[Extracted records]
==========

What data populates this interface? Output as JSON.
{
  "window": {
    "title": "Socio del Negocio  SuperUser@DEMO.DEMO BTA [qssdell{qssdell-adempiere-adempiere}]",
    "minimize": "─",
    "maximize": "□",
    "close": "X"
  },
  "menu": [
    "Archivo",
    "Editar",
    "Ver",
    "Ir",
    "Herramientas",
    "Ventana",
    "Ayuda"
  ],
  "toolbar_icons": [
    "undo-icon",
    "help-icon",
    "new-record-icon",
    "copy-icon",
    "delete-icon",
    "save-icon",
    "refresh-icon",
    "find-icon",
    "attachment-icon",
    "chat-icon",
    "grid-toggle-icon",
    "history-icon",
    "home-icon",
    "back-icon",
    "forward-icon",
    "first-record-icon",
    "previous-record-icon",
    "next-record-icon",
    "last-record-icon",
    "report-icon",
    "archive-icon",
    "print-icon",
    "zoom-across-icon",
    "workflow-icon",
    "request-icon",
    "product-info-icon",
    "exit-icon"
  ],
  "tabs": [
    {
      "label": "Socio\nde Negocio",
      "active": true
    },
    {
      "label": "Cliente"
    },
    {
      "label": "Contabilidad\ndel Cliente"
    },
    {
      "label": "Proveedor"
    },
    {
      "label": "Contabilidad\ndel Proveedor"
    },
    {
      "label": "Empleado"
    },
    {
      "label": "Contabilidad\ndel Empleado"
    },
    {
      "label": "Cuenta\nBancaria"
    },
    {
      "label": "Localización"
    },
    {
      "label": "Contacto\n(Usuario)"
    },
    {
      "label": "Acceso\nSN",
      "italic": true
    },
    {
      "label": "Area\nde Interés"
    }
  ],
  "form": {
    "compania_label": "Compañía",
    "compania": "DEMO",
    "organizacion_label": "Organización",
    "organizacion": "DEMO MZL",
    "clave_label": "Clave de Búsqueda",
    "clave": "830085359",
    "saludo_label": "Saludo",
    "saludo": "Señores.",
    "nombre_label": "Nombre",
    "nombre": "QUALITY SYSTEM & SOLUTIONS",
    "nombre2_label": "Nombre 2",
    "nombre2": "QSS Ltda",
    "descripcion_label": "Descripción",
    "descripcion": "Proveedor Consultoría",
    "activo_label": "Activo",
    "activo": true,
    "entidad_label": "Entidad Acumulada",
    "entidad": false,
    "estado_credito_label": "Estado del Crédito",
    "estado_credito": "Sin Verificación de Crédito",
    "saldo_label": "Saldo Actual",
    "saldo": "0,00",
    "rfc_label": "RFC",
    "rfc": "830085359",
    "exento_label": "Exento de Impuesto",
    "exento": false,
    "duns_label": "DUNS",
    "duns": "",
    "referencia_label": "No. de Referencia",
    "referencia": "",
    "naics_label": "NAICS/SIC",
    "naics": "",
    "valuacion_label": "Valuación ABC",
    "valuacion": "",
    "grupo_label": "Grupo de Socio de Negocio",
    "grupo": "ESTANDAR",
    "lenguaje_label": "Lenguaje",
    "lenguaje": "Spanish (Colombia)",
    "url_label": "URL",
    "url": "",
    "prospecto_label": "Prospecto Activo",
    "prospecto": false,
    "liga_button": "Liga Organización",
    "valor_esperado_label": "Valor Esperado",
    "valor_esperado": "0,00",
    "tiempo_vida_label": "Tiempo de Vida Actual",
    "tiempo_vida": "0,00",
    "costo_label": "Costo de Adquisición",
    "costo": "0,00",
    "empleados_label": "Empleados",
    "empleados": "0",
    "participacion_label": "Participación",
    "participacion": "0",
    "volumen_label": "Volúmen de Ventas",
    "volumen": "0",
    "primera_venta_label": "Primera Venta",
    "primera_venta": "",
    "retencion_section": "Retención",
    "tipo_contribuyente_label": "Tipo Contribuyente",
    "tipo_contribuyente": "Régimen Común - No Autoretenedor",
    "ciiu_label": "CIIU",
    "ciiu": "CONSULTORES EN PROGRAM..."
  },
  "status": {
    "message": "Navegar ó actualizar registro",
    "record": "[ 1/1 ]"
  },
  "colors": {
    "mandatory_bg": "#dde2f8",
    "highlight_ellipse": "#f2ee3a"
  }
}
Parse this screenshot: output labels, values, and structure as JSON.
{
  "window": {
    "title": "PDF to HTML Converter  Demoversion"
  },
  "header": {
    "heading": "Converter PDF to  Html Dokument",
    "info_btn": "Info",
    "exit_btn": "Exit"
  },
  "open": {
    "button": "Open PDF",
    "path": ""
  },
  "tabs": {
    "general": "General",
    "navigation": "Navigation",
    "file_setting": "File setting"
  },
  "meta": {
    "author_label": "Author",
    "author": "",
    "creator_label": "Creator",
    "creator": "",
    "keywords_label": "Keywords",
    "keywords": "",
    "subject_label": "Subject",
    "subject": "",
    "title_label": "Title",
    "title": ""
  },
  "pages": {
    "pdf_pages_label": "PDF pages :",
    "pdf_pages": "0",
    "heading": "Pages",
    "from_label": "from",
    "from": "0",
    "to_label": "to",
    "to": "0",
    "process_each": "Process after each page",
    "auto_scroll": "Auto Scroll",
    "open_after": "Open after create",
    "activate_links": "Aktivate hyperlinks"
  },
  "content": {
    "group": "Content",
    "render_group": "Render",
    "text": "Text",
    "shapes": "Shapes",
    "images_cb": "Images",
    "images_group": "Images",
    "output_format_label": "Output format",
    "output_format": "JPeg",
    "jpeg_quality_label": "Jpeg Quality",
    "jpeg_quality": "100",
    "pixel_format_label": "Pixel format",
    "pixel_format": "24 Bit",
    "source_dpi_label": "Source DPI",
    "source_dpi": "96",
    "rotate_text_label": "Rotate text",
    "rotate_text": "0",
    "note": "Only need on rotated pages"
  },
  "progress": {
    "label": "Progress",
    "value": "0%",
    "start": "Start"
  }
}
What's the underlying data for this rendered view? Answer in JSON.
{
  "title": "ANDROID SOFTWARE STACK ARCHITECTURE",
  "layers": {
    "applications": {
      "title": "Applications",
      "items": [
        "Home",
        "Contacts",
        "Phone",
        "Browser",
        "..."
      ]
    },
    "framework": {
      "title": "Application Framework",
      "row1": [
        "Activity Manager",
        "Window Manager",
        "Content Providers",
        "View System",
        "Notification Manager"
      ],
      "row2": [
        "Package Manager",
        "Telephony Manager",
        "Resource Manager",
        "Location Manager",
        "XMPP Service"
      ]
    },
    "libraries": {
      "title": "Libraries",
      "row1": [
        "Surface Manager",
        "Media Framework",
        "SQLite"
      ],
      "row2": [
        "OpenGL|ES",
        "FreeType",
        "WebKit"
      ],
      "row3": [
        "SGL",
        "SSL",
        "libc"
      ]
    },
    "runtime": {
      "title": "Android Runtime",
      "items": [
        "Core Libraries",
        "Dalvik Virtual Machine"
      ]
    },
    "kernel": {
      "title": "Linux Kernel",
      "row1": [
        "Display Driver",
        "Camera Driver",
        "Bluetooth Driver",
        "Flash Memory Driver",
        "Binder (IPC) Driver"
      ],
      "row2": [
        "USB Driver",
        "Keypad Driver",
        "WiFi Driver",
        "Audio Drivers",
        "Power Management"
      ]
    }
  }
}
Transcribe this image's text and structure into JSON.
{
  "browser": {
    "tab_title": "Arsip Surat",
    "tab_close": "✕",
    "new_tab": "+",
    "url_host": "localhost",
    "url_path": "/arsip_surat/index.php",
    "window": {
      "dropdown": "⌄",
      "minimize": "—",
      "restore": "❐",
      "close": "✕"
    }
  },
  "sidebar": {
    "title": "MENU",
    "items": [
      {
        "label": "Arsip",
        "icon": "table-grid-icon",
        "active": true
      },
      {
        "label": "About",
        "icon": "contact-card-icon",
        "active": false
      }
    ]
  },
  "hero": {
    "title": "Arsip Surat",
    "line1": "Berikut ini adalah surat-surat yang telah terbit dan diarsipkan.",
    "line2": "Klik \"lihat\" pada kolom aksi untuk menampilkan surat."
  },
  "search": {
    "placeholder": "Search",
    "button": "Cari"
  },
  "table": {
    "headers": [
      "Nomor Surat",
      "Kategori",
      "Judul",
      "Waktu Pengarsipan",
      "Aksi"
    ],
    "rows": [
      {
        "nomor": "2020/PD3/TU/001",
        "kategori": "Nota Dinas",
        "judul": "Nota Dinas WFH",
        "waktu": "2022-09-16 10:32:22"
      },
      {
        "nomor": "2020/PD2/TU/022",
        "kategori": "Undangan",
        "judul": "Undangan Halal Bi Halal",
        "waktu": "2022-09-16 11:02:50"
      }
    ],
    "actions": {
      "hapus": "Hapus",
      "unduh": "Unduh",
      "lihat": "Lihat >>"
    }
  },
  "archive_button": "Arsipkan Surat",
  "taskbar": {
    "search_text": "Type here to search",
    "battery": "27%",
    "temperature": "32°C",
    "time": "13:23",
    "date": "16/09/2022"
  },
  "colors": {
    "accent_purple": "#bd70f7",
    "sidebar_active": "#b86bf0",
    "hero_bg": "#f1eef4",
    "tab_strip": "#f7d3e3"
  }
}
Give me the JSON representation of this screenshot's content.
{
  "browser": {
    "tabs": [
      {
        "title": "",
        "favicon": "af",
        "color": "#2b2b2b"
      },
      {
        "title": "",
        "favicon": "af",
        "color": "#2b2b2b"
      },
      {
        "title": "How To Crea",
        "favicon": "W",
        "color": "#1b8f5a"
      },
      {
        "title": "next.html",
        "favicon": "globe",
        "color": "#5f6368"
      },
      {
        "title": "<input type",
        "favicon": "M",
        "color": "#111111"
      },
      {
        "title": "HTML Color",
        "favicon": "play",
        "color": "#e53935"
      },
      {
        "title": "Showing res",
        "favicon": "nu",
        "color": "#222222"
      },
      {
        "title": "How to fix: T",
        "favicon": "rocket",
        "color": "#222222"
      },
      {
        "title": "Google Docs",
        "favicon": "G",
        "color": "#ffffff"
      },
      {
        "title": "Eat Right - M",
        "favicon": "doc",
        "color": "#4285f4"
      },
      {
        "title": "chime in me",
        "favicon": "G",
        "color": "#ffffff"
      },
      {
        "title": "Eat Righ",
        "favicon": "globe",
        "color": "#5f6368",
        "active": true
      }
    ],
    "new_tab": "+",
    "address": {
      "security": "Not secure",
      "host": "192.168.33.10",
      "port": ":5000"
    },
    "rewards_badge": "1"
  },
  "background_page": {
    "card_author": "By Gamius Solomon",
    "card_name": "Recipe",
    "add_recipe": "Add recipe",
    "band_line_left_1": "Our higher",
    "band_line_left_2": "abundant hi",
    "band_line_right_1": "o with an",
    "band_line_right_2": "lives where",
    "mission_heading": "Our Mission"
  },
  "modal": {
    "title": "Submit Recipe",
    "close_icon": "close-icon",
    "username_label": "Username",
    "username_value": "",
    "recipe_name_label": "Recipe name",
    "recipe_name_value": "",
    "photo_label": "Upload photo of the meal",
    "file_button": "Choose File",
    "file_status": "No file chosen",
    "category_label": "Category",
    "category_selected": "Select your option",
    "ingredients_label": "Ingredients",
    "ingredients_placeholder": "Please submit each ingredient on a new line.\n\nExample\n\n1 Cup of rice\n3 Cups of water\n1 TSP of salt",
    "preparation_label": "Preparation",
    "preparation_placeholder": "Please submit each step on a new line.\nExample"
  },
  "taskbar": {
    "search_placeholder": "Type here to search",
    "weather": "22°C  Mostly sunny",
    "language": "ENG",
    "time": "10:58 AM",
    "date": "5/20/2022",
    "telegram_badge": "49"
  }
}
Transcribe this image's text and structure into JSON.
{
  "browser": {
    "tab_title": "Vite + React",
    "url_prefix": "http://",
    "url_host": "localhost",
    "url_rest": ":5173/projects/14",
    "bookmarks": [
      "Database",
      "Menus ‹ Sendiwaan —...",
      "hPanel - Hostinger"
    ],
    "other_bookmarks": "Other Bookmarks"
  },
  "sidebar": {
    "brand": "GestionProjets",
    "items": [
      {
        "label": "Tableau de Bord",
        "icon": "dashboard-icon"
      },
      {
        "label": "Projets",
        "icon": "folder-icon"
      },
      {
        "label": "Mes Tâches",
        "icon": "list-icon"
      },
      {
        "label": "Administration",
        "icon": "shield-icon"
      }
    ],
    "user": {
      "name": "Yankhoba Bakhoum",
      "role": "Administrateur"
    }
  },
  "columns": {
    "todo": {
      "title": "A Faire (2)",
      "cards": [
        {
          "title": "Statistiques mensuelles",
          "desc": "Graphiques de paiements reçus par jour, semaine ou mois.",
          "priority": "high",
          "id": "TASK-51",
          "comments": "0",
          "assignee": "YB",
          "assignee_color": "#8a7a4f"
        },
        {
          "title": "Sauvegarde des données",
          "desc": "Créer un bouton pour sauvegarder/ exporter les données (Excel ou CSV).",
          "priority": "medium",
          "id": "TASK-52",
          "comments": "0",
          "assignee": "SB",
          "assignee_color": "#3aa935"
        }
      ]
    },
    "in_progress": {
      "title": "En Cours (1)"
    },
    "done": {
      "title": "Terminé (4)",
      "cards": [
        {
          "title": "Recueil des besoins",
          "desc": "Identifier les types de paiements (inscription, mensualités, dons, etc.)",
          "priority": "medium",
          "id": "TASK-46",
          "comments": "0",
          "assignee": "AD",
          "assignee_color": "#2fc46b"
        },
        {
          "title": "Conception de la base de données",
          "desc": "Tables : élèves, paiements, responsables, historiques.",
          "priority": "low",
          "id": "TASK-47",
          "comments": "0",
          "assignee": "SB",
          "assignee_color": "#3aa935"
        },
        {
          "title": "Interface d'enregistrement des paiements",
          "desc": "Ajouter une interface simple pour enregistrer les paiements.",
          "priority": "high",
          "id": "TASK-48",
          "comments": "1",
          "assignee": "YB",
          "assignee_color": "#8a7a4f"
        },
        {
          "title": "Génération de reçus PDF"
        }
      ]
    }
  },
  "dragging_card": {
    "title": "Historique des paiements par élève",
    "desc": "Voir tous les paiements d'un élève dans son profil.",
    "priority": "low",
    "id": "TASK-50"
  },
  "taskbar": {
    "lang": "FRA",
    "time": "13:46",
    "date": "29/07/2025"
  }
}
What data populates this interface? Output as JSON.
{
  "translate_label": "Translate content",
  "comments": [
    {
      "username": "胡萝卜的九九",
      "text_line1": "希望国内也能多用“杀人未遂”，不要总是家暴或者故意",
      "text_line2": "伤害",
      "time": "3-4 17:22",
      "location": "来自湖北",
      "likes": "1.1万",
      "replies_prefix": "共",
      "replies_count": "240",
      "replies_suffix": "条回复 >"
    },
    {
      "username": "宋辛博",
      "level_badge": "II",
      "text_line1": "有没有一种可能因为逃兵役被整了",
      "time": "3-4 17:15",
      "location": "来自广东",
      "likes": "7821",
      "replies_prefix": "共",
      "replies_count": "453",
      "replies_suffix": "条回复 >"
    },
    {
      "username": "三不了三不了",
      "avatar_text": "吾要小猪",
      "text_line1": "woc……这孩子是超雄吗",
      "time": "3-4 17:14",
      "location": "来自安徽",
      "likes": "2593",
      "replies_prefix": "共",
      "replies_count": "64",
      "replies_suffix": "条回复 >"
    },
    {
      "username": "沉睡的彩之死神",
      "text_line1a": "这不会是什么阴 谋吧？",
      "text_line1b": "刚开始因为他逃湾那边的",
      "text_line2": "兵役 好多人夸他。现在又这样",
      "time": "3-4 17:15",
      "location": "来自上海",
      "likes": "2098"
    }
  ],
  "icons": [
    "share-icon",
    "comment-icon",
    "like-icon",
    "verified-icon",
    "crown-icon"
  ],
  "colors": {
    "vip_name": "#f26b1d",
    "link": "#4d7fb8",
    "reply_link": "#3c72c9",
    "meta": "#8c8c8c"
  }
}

==========

■ Written request:
Locate all lines that include the word "true" and copy them out.

■ Finished answer:
      "active": true
      "italic": true
    "activo": true,
        "active": true
        "active": true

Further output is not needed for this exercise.